[[ DATA FOR PROCESSING open ]]

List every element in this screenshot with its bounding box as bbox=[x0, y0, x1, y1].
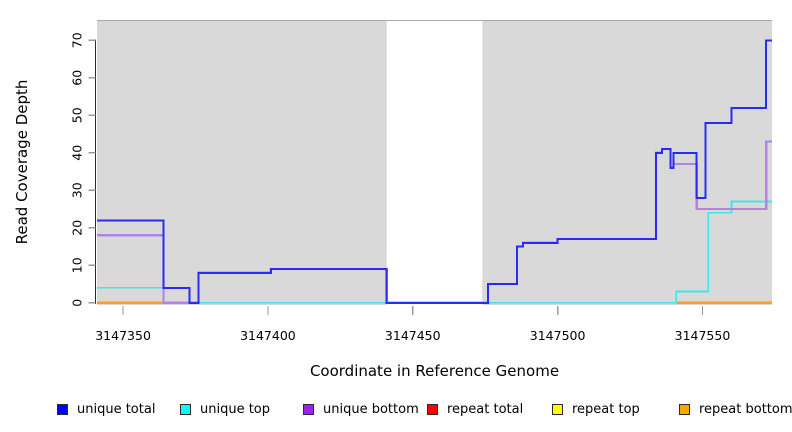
legend-swatch-unique-top bbox=[180, 403, 191, 415]
legend-item-repeat-total: repeat total bbox=[427, 397, 523, 421]
y-axis-title: Read Coverage Depth bbox=[13, 79, 31, 245]
x-tick-label: 3147350 bbox=[95, 328, 151, 343]
legend-swatch-repeat-bottom bbox=[679, 403, 690, 415]
legend-item-unique-top: unique top bbox=[180, 397, 270, 421]
x-tick-label: 3147400 bbox=[240, 328, 296, 343]
x-axis-title: Coordinate in Reference Genome bbox=[309, 362, 560, 380]
legend-item-repeat-top: repeat top bbox=[552, 397, 640, 421]
legend-label: unique total bbox=[77, 401, 156, 417]
legend-item-repeat-bottom: repeat bottom bbox=[679, 397, 792, 421]
legend-label: repeat top bbox=[572, 401, 640, 417]
legend-label: repeat bottom bbox=[699, 401, 792, 417]
legend-label: unique top bbox=[200, 401, 271, 417]
legend-label: unique bottom bbox=[323, 401, 419, 417]
legend-item-unique-bottom: unique bottom bbox=[303, 397, 419, 421]
y-tick-label: 30 bbox=[70, 182, 85, 198]
legend-swatch-unique-total bbox=[57, 403, 68, 415]
x-tick-label: 3147450 bbox=[385, 328, 441, 343]
y-tick-label: 60 bbox=[70, 70, 85, 86]
plot-legend: unique total unique top unique bottom repea… bbox=[0, 397, 792, 421]
legend-label: repeat total bbox=[447, 401, 524, 417]
legend-item-unique-total: unique total bbox=[57, 397, 155, 421]
x-axis: 3147350 3147400 3147450 3147500 3147550 bbox=[95, 306, 730, 343]
y-tick-label: 20 bbox=[70, 220, 85, 236]
legend-swatch-repeat-total bbox=[427, 403, 438, 415]
y-tick-label: 50 bbox=[70, 107, 85, 123]
y-axis: 0 10 20 30 40 50 60 70 bbox=[70, 32, 97, 307]
legend-swatch-unique-bottom bbox=[303, 403, 314, 415]
no-data-band bbox=[386, 20, 483, 305]
y-tick-label: 10 bbox=[70, 257, 85, 273]
legend-swatch-repeat-top bbox=[552, 403, 563, 415]
y-tick-label: 40 bbox=[70, 145, 85, 161]
x-tick-label: 3147550 bbox=[675, 328, 731, 343]
series-unique-total bbox=[97, 39, 772, 304]
x-tick-label: 3147500 bbox=[530, 328, 586, 343]
y-tick-label: 0 bbox=[70, 299, 85, 307]
y-tick-label: 70 bbox=[70, 32, 85, 48]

[[ DATA FOR PROCESSING closed ]]

WHAT YOU WILL DO. The data above is to be printed exactly, all of it, except for the pictures.

EXPECTED ANSWER.
List every element in this screenshot with its bounding box as bbox=[x0, y0, x1, y1].
legend-swatch-unique-top bbox=[180, 403, 191, 415]
legend-item-repeat-total: repeat total bbox=[427, 397, 523, 421]
y-axis-title: Read Coverage Depth bbox=[13, 79, 31, 245]
x-tick-label: 3147350 bbox=[95, 328, 151, 343]
legend-swatch-repeat-bottom bbox=[679, 403, 690, 415]
legend-item-unique-top: unique top bbox=[180, 397, 270, 421]
x-tick-label: 3147400 bbox=[240, 328, 296, 343]
x-axis-title: Coordinate in Reference Genome bbox=[309, 362, 560, 380]
legend-item-repeat-top: repeat top bbox=[552, 397, 640, 421]
legend-label: unique total bbox=[77, 401, 156, 417]
legend-item-repeat-bottom: repeat bottom bbox=[679, 397, 792, 421]
legend-label: repeat top bbox=[572, 401, 640, 417]
legend-label: repeat bottom bbox=[699, 401, 792, 417]
legend-label: unique top bbox=[200, 401, 271, 417]
legend-label: unique bottom bbox=[323, 401, 419, 417]
legend-item-unique-bottom: unique bottom bbox=[303, 397, 419, 421]
y-tick-label: 30 bbox=[70, 182, 85, 198]
legend-swatch-unique-total bbox=[57, 403, 68, 415]
x-tick-label: 3147450 bbox=[385, 328, 441, 343]
y-tick-label: 60 bbox=[70, 70, 85, 86]
plot-legend: unique total unique top unique bottom repea… bbox=[0, 397, 792, 421]
legend-label: repeat total bbox=[447, 401, 524, 417]
legend-item-unique-total: unique total bbox=[57, 397, 155, 421]
x-axis: 3147350 3147400 3147450 3147500 3147550 bbox=[95, 306, 730, 343]
y-tick-label: 20 bbox=[70, 220, 85, 236]
legend-swatch-repeat-total bbox=[427, 403, 438, 415]
y-tick-label: 50 bbox=[70, 107, 85, 123]
y-axis: 0 10 20 30 40 50 60 70 bbox=[70, 32, 97, 307]
legend-swatch-unique-bottom bbox=[303, 403, 314, 415]
no-data-band bbox=[386, 20, 483, 305]
y-tick-label: 10 bbox=[70, 257, 85, 273]
legend-swatch-repeat-top bbox=[552, 403, 563, 415]
y-tick-label: 40 bbox=[70, 145, 85, 161]
x-tick-label: 3147550 bbox=[675, 328, 731, 343]
series-unique-total bbox=[97, 39, 772, 304]
x-tick-label: 3147500 bbox=[530, 328, 586, 343]
y-tick-label: 0 bbox=[70, 299, 85, 307]
y-tick-label: 70 bbox=[70, 32, 85, 48]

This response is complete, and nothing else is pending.